# [WRITTEN EXERCISE]
Write out every line below that includes the word "ocular".

** BEGIN **

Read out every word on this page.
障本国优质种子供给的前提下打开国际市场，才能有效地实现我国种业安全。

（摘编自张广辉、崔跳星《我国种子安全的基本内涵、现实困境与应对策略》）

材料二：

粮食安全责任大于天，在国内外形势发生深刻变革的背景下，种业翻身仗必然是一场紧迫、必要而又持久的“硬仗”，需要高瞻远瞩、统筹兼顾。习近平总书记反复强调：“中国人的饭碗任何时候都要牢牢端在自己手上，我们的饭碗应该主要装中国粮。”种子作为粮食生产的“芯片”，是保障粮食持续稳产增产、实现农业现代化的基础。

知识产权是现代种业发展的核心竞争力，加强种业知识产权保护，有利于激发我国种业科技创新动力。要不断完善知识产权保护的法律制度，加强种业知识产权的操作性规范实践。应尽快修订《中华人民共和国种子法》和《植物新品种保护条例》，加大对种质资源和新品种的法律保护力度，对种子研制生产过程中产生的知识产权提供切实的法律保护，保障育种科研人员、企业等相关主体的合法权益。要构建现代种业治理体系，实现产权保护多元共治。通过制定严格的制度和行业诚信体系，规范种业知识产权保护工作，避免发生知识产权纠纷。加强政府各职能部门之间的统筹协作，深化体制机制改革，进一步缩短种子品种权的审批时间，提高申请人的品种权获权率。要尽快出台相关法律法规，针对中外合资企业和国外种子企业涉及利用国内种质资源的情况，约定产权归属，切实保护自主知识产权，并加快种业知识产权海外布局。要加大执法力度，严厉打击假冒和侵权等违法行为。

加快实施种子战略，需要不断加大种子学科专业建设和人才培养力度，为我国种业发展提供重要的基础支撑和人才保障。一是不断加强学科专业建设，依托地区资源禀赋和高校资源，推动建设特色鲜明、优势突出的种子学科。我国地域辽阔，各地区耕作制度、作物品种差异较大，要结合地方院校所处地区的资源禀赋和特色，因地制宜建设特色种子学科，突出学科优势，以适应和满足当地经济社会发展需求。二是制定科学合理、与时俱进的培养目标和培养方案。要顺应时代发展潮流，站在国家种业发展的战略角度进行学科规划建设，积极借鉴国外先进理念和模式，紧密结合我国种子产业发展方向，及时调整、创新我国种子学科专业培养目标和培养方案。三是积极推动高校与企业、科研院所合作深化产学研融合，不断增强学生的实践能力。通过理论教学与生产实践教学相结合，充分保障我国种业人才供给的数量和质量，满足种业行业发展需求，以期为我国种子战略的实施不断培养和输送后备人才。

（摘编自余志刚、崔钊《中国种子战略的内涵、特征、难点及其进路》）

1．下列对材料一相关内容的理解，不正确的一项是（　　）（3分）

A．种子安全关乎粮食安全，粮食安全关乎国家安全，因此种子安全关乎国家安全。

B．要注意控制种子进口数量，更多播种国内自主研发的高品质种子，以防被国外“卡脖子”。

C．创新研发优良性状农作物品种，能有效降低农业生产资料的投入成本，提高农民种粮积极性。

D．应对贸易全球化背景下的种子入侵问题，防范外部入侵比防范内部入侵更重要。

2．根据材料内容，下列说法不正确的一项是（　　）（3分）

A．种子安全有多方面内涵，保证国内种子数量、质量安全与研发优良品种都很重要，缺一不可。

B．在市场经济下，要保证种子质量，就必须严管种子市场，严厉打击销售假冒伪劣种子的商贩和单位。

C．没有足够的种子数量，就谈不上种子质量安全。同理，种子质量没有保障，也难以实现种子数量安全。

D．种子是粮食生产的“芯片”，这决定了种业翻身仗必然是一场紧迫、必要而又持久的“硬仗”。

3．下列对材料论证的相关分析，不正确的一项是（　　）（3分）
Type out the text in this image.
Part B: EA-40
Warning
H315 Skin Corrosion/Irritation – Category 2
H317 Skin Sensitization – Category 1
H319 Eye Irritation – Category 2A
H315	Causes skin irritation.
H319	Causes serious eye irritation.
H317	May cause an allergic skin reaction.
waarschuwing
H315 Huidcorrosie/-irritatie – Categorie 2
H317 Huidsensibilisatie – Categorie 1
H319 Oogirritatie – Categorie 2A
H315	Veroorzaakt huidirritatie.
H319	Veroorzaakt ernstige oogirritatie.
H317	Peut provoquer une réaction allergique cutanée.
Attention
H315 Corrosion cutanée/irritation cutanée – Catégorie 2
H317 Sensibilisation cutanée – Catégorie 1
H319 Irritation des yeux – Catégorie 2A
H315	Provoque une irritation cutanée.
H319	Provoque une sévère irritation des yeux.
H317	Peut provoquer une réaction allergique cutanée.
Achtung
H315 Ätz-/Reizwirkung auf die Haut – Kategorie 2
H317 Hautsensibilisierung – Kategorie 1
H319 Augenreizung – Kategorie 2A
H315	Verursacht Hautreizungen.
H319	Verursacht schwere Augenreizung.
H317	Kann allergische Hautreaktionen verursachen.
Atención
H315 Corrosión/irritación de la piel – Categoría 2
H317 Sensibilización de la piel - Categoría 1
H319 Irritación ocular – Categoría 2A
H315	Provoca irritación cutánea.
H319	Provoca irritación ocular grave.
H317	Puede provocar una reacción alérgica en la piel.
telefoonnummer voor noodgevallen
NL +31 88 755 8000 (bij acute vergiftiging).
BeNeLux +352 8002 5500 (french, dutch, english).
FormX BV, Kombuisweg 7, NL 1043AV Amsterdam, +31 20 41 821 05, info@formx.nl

** END **

# [EXPECTED ANSWER]
H319 Irritación ocular – Categoría 2A
H319	Provoca irritación ocular grave.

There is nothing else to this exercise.